--- Request ---
Find the lines holding the string "Aucun" in the data, then copy all of them.
start
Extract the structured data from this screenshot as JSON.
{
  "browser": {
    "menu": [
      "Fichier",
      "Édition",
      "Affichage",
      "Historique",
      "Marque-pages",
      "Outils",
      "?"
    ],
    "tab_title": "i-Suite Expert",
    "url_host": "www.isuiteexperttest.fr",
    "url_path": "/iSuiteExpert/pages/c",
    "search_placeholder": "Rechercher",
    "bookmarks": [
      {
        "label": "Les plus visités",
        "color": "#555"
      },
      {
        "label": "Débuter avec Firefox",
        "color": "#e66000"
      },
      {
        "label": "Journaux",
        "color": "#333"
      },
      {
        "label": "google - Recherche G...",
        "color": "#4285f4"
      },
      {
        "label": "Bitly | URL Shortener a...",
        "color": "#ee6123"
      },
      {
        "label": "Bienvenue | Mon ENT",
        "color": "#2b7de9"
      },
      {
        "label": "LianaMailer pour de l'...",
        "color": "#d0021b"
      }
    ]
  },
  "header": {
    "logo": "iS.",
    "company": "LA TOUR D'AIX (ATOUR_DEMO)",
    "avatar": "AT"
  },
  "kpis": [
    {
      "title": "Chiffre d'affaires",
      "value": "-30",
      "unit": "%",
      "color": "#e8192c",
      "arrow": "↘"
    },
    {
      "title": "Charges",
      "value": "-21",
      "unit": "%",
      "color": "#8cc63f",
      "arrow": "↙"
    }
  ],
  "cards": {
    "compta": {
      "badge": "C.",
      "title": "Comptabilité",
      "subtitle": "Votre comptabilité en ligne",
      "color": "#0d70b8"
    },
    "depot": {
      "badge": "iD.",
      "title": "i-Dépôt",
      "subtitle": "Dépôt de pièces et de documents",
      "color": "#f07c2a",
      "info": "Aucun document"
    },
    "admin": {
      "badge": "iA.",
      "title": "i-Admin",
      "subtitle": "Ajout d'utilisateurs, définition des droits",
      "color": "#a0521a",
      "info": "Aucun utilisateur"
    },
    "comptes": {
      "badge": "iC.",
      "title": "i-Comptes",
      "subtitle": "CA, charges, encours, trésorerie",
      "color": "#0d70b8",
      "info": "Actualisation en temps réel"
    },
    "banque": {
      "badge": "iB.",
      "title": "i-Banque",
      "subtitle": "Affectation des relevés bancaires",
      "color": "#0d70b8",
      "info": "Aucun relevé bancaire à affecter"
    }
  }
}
end
--- Finished answer ---
      "info": "Aucun document"
      "info": "Aucun utilisateur"
      "info": "Aucun relevé bancaire à affecter"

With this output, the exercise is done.